** Exercise **
Report how many lines contain the word "must"; answer with the number only.

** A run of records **
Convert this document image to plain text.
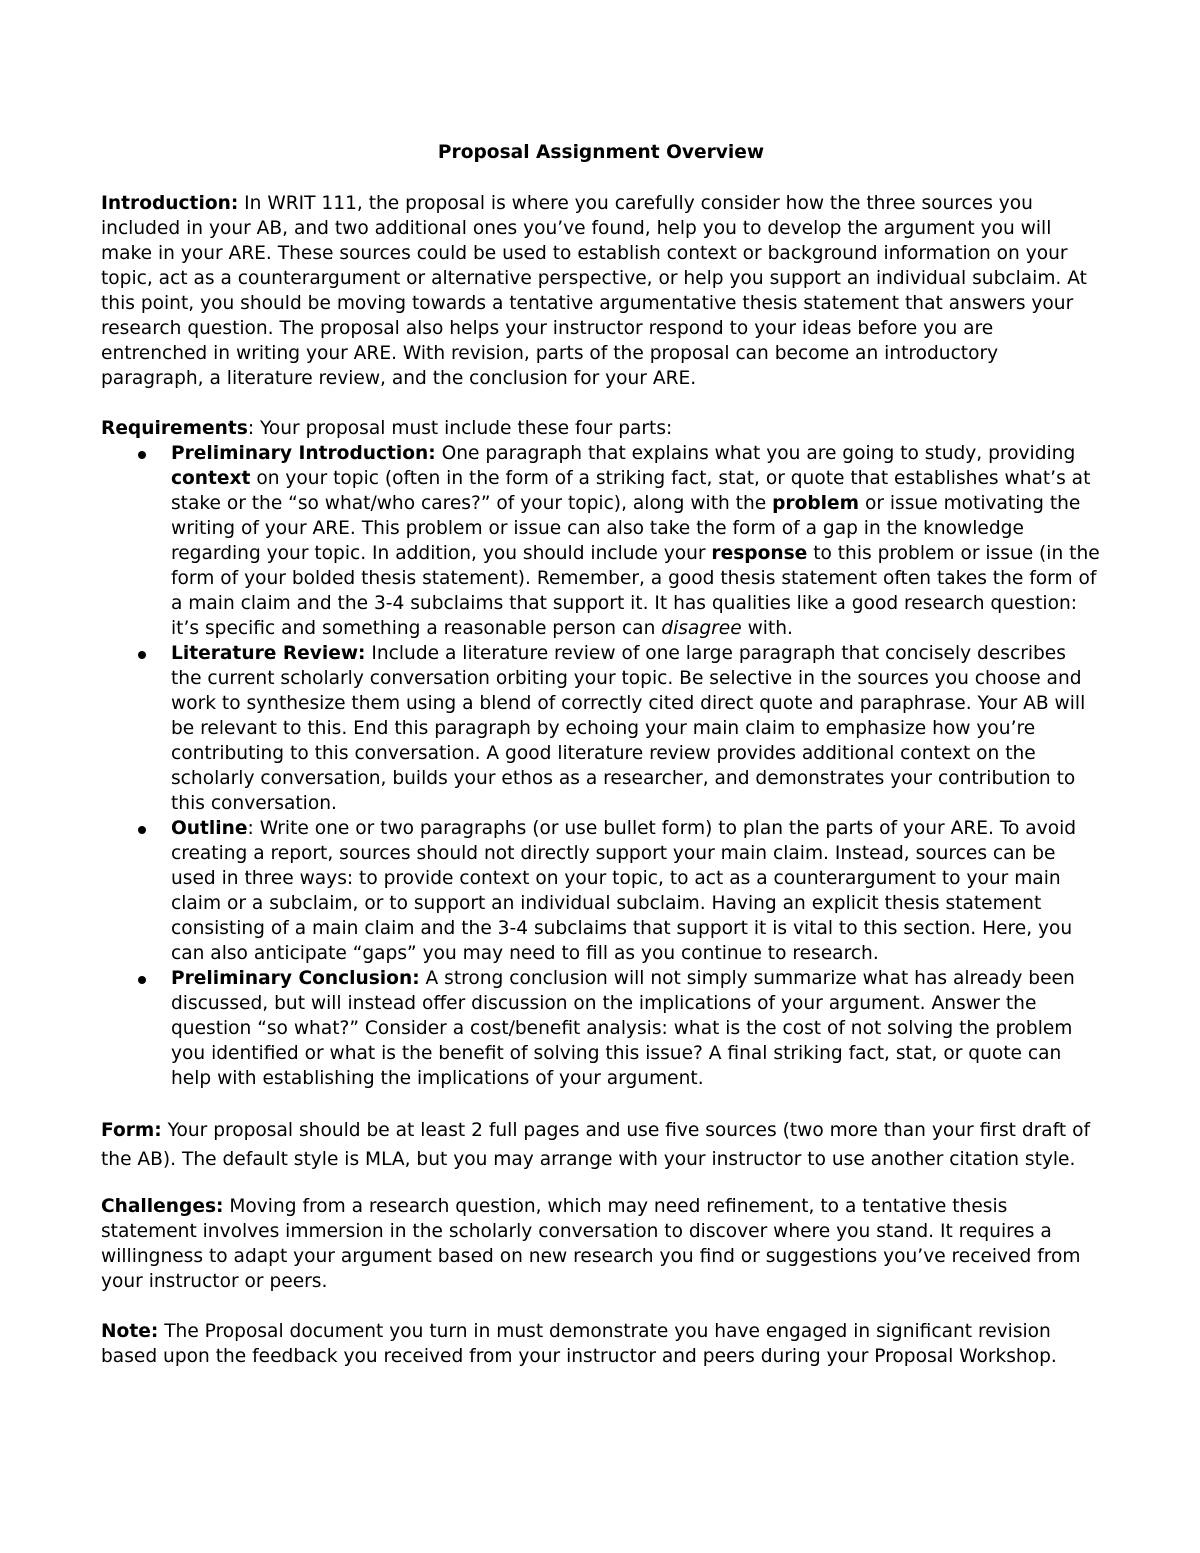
Proposal Assignment Overview

Introduction: In WRIT 111, the proposal is where you carefully consider how the three sources you included in your AB, and two additional ones you’ve found, help you to develop the argument you will make in your ARE. These sources could be used to establish context or background information on your topic, act as a counterargument or alternative perspective, or help you support an individual subclaim. At this point, you should be moving towards a tentative argumentative thesis statement that answers your research question. The proposal also helps your instructor respond to your ideas before you are entrenched in writing your ARE. With revision, parts of the proposal can become an introductory paragraph, a literature review, and the conclusion for your ARE.

Requirements: Your proposal must include these four parts:

Preliminary Introduction: One paragraph that explains what you are going to study, providing context on your topic (often in the form of a striking fact, stat, or quote that establishes what’s at stake or the “so what/who cares?” of your topic), along with the problem or issue motivating the writing of your ARE. This problem or issue can also take the form of a gap in the knowledge regarding your topic. In addition, you should include your response to this problem or issue (in the form of your bolded thesis statement). Remember, a good thesis statement often takes the form of a main claim and the 3-4 subclaims that support it. It has qualities like a good research question: it’s specific and something a reasonable person can disagree with.
Literature Review: Include a literature review of one large paragraph that concisely describes the current scholarly conversation orbiting your topic. Be selective in the sources you choose and work to synthesize them using a blend of correctly cited direct quote and paraphrase. Your AB will be relevant to this. End this paragraph by echoing your main claim to emphasize how you’re contributing to this conversation. A good literature review provides additional context on the scholarly conversation, builds your ethos as a researcher, and demonstrates your contribution to this conversation.
Outline: Write one or two paragraphs (or use bullet form) to plan the parts of your ARE. To avoid creating a report, sources should not directly support your main claim. Instead, sources can be used in three ways: to provide context on your topic, to act as a counterargument to your main claim or a subclaim, or to support an individual subclaim. Having an explicit thesis statement consisting of a main claim and the 3-4 subclaims that support it is vital to this section. Here, you can also anticipate “gaps” you may need to fill as you continue to research.
Preliminary Conclusion: A strong conclusion will not simply summarize what has already been discussed, but will instead offer discussion on the implications of your argument. Answer the question “so what?” Consider a cost/benefit analysis: what is the cost of not solving the problem you identified or what is the benefit of solving this issue? A final striking fact, stat, or quote can help with establishing the implications of your argument.

Form: Your proposal should be at least 2 full pages and use five sources (two more than your first draft of the AB). The default style is MLA, but you may arrange with your instructor to use another citation style.

Challenges: Moving from a research question, which may need refinement, to a tentative thesis statement involves immersion in the scholarly conversation to discover where you stand. It requires a willingness to adapt your argument based on new research you find or suggestions you’ve received from your instructor or peers.

Note: The Proposal document you turn in must demonstrate you have engaged in significant revision based upon the feedback you received from your instructor and peers during your Proposal Workshop.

** Expected output **
2